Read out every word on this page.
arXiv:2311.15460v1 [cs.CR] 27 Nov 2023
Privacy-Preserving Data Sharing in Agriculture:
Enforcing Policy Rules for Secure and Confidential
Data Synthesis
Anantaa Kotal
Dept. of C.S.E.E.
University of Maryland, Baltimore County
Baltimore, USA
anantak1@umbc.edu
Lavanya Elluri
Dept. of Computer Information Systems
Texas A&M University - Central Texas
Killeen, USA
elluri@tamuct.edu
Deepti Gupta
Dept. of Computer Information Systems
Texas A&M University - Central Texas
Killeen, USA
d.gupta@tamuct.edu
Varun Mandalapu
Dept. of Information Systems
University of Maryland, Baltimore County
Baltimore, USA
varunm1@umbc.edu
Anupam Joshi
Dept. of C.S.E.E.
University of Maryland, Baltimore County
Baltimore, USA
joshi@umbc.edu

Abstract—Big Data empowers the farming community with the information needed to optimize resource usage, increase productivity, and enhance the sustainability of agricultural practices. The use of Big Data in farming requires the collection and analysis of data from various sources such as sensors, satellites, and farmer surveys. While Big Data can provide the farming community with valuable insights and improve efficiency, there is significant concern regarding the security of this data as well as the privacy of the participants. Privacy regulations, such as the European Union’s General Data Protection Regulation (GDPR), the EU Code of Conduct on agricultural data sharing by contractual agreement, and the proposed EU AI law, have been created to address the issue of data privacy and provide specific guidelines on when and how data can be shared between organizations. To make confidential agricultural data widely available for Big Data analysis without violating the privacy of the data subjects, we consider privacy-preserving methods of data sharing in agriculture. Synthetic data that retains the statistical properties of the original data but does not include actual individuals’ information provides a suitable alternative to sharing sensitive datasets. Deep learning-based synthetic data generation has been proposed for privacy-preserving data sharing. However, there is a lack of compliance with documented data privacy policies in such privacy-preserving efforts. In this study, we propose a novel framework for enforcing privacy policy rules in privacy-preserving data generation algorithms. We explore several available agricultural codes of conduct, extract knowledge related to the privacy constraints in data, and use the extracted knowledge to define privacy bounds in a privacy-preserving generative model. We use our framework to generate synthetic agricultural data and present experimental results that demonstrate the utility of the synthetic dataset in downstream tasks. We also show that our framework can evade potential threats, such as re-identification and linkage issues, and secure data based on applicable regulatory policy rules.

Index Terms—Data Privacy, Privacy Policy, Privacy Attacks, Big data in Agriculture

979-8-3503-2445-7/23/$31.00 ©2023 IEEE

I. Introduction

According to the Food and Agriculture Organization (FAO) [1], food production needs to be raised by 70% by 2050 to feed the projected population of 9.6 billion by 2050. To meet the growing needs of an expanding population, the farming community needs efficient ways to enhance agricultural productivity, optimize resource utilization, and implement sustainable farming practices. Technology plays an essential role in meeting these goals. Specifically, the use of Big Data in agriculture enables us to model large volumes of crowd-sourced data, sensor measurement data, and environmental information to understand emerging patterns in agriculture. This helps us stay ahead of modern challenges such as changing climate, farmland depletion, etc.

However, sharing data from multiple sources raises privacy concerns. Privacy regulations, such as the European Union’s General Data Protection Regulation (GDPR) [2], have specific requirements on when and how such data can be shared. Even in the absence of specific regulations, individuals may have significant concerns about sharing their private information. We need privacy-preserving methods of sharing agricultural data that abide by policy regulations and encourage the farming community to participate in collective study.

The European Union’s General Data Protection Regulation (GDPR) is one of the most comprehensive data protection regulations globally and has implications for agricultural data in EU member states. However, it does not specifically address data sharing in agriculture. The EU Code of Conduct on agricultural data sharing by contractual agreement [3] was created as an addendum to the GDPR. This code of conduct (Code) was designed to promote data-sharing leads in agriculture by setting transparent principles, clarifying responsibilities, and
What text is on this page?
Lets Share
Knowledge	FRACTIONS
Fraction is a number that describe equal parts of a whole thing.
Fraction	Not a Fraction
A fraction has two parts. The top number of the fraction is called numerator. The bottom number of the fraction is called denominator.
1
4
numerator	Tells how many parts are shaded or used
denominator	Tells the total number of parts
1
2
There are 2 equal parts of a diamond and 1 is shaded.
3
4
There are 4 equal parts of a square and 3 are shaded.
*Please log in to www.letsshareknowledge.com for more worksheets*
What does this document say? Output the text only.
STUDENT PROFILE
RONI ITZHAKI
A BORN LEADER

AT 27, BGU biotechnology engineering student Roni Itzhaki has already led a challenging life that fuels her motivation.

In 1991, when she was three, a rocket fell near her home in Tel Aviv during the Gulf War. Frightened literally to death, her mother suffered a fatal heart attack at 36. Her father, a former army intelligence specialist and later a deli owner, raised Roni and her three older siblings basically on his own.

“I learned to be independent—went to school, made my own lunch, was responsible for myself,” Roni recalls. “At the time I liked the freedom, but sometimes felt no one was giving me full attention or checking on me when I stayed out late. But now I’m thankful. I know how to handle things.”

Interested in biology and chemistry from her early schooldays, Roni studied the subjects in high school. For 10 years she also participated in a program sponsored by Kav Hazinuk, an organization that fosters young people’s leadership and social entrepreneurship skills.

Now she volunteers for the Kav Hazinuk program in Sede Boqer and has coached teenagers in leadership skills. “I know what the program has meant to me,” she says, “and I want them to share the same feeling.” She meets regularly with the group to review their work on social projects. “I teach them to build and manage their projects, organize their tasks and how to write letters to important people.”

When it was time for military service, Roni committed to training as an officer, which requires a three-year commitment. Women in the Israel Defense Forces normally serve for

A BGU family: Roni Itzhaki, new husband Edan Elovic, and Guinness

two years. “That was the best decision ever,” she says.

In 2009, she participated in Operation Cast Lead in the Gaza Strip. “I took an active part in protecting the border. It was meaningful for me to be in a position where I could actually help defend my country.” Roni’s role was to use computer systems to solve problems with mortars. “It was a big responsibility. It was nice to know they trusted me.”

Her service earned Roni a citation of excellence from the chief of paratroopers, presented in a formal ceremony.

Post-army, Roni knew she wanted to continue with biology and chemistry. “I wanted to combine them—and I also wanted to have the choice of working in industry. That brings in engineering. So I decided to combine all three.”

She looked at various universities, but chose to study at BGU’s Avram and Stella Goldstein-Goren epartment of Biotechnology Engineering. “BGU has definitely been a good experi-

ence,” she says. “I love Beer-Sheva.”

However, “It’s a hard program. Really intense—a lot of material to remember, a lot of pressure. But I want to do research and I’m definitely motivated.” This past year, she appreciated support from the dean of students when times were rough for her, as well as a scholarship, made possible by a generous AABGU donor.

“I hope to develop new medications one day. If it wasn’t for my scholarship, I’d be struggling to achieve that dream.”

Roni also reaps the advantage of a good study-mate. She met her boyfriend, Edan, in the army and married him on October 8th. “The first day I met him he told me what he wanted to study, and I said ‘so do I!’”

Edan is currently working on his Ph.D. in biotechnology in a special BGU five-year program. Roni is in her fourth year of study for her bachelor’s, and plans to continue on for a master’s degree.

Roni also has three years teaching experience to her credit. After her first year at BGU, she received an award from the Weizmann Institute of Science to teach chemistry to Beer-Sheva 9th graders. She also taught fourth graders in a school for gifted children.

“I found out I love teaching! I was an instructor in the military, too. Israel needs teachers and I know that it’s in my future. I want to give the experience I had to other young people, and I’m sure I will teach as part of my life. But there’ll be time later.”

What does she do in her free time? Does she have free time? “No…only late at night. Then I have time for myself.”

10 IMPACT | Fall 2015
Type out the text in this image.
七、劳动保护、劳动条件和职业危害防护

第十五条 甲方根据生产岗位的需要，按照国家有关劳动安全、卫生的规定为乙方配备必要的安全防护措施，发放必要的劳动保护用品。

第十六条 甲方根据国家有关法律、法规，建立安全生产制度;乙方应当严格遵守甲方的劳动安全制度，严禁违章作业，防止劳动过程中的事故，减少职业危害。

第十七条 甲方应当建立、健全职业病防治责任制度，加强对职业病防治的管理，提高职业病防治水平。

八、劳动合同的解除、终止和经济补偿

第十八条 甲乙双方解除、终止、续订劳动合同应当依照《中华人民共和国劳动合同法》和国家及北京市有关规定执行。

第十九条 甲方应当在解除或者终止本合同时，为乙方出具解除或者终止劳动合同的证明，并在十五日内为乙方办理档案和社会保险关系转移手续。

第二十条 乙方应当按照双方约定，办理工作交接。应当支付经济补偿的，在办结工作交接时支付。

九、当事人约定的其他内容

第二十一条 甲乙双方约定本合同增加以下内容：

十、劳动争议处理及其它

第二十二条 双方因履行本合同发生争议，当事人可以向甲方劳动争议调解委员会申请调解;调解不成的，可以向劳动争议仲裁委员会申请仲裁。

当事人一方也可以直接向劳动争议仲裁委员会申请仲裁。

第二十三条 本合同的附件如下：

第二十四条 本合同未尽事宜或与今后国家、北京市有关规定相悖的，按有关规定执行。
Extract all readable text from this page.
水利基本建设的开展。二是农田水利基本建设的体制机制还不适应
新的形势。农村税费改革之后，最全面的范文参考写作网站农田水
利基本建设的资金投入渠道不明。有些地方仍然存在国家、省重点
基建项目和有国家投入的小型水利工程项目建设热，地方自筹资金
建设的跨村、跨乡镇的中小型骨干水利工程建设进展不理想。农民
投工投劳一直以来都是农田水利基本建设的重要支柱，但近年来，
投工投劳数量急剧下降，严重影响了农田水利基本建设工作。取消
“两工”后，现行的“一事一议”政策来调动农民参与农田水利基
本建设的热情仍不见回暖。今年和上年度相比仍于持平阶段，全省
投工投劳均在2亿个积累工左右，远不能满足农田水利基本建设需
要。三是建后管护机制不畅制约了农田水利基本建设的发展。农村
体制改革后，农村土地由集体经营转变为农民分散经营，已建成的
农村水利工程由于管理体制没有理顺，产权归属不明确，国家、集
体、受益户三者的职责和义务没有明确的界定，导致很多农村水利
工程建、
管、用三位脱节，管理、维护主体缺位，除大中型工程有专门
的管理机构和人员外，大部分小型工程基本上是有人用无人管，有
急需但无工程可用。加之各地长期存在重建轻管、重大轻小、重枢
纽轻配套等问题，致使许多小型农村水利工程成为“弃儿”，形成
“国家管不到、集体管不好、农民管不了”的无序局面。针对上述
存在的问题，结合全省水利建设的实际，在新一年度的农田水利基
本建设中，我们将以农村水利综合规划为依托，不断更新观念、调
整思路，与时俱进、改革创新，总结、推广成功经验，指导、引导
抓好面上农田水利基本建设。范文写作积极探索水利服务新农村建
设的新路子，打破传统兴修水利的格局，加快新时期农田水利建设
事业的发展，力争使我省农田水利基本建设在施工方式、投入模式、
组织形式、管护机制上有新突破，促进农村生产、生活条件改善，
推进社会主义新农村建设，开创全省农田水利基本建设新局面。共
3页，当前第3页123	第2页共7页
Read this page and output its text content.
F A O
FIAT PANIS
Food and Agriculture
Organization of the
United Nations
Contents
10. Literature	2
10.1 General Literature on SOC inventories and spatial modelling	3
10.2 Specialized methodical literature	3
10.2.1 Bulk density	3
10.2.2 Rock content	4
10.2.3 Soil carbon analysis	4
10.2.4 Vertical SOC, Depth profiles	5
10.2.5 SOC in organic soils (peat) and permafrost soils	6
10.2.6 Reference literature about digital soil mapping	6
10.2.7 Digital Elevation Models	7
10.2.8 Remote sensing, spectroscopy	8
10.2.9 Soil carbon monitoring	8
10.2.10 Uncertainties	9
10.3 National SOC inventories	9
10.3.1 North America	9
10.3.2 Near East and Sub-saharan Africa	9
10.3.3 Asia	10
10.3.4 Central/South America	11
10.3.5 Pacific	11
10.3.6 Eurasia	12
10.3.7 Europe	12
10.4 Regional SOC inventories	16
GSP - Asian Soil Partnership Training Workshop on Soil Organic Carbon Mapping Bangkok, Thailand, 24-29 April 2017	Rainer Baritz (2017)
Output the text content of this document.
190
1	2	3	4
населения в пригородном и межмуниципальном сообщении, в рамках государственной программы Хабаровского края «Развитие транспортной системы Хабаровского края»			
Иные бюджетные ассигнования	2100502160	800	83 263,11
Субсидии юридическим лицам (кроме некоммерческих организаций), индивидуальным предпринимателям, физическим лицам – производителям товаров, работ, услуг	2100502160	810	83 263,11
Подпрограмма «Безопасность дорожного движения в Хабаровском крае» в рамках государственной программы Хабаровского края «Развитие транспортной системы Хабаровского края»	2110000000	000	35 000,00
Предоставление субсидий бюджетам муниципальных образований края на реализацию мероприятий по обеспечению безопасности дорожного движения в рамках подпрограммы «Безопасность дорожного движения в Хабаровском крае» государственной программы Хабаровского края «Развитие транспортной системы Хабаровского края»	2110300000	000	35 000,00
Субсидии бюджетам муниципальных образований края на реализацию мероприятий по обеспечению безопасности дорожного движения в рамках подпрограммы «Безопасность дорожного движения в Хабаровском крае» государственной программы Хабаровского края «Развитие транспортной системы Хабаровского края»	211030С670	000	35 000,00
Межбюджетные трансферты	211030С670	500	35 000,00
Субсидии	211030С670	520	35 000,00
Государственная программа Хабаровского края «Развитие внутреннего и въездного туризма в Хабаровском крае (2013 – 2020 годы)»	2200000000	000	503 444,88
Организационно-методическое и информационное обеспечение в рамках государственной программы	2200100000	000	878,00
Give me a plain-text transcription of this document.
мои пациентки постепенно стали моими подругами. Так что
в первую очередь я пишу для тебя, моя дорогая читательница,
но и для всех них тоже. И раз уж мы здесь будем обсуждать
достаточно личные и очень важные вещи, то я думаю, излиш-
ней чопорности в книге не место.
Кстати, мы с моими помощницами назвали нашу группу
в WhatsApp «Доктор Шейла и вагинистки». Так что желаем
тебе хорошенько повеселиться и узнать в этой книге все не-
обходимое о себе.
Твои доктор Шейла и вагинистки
--- --- ---
Exercise description
In the entries above, locate every line with the word "рамках" and copy it.

Exercise output
населения в пригородном и межмуниципальном сообщении, в рамках государственной программы Хабаровского края «Развитие транспортной системы Хабаровского края»			
Подпрограмма «Безопасность дорожного движения в Хабаровском крае» в рамках государственной программы Хабаровского края «Развитие транспортной системы Хабаровского края»	2110000000	000	35 000,00
Предоставление субсидий бюджетам муниципальных образований края на реализацию мероприятий по обеспечению безопасности дорожного движения в рамках подпрограммы «Безопасность дорожного движения в Хабаровском крае» государственной программы Хабаровского края «Развитие транспортной системы Хабаровского края»	2110300000	000	35 000,00
Субсидии бюджетам муниципальных образований края на реализацию мероприятий по обеспечению безопасности дорожного движения в рамках подпрограммы «Безопасность дорожного движения в Хабаровском крае» государственной программы Хабаровского края «Развитие транспортной системы Хабаровского края»	211030С670	000	35 000,00
Организационно-методическое и информационное обеспечение в рамках государственной программы	2200100000	000	878,00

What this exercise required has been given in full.